>> BEGIN EXTRACT PROVIDED

From 8b40b9f22c81e90060c8d09334cad3dfeed4ab74 Mon Sep 17 00:00:00 2001
From: Kovid Goyal <kovid@kovidgoyal.net>
Date: Mon, 16 Aug 2010 19:13:16 -0600
Subject: [PATCH] DB: Store temporary tables in memory. Fix #6472 (Add/change
 tags for large number of eBooks is  s l o w)

---
 src/calibre/gui2/dialogs/metadata_bulk.py | 18 +++--
 src/calibre/library/database2.py          | 86 +++++++++++++++++++++--
 src/calibre/library/sqlite.py             | 18 +++++
 3 files changed, 106 insertions(+), 16 deletions(-)

diff --git a/src/calibre/gui2/dialogs/metadata_bulk.py b/src/calibre/gui2/dialogs/metadata_bulk.py
index 9fcfe13253..05c4f48cf3 100644
--- a/src/calibre/gui2/dialogs/metadata_bulk.py
+++ b/src/calibre/gui2/dialogs/metadata_bulk.py
@@ -27,8 +27,9 @@ class MetadataBulkDialog(QDialog, Ui_MetadataBulkDialog):
         self.changed = False
         QObject.connect(self.button_box, SIGNAL("accepted()"), self.sync)
 
-        self.tags.update_tags_cache(self.db.all_tags())
-        self.remove_tags.update_tags_cache(self.db.all_tags())
+        all_tags = self.db.all_tags()
+        self.tags.update_tags_cache(all_tags)
+        self.remove_tags.update_tags_cache(all_tags)
 
         self.initialize_combos()
 
@@ -103,6 +104,11 @@ class MetadataBulkDialog(QDialog, Ui_MetadataBulkDialog):
             self.remove_tags.update_tags_cache(self.db.all_tags())
 
     def sync(self):
+        remove = unicode(self.remove_tags.text()).strip().split(',')
+        add = unicode(self.tags.text()).strip().split(',')
+        self.db.bulk_modify_tags(self.ids, add=add, remove=remove)
+
+
         for id in self.ids:
             au = unicode(self.authors.text())
             if au:
@@ -120,14 +126,6 @@ class MetadataBulkDialog(QDialog, Ui_MetadataBulkDialog):
             pub = unicode(self.publisher.text())
             if pub:
                 self.db.set_publisher(id, pub, notify=False)
-            remove_tags = unicode(self.remove_tags.text()).strip()
-            if remove_tags:
-                remove_tags = [i.strip() for i in remove_tags.split(',')]
-                self.db.unapply_tags(id, remove_tags, notify=False)
-            tags = unicode(self.tags.text()).strip()
-            if tags:
-                tags = map(lambda x: x.strip(), tags.split(','))
-                self.db.set_tags(id, tags, append=True, notify=False)
             if self.write_series:
                 series = unicode(self.series.currentText()).strip()
                 next = self.db.get_next_series_num_for(series)

>> END EXTRACT PROVIDED
>> BEGIN DATA RECORDS

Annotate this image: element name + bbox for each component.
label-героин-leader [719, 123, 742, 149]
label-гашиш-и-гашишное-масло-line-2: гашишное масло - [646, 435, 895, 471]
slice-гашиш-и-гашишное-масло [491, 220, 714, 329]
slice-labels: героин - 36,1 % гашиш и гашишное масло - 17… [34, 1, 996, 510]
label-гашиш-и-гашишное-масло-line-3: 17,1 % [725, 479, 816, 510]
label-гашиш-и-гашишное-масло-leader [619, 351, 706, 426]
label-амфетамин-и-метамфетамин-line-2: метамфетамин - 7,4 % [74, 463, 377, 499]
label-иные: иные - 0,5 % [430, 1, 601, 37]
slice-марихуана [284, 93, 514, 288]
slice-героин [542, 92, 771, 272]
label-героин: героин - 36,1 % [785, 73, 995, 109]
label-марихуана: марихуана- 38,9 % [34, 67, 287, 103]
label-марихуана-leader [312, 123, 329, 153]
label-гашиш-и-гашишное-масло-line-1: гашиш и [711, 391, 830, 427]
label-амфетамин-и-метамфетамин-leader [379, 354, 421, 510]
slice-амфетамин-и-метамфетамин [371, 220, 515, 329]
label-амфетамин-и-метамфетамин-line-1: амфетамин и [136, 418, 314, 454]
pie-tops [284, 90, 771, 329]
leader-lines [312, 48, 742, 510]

>> END DATA RECORDS

#### TASK SET:
1: According to the patch header, how many files did the change touch?
2: Substitute "pointer" for every "leader" in the stretch of the records from their start through the line containing "slice-марихуана [284, 93, 514, 288]", leaving everything else unchanged, and give only that stretch.
The patch and the records are independent of each other.

#### SOLUTIONS IN ORDER:
1: Three files.

2:
Annotate this image: element name + bbox for each component.
label-героин-pointer [719, 123, 742, 149]
label-гашиш-и-гашишное-масло-line-2: гашишное масло - [646, 435, 895, 471]
slice-гашиш-и-гашишное-масло [491, 220, 714, 329]
slice-labels: героин - 36,1 % гашиш и гашишное масло - 17… [34, 1, 996, 510]
label-гашиш-и-гашишное-масло-line-3: 17,1 % [725, 479, 816, 510]
label-гашиш-и-гашишное-масло-pointer [619, 351, 706, 426]
label-амфетамин-и-метамфетамин-line-2: метамфетамин - 7,4 % [74, 463, 377, 499]
label-иные: иные - 0,5 % [430, 1, 601, 37]
slice-марихуана [284, 93, 514, 288]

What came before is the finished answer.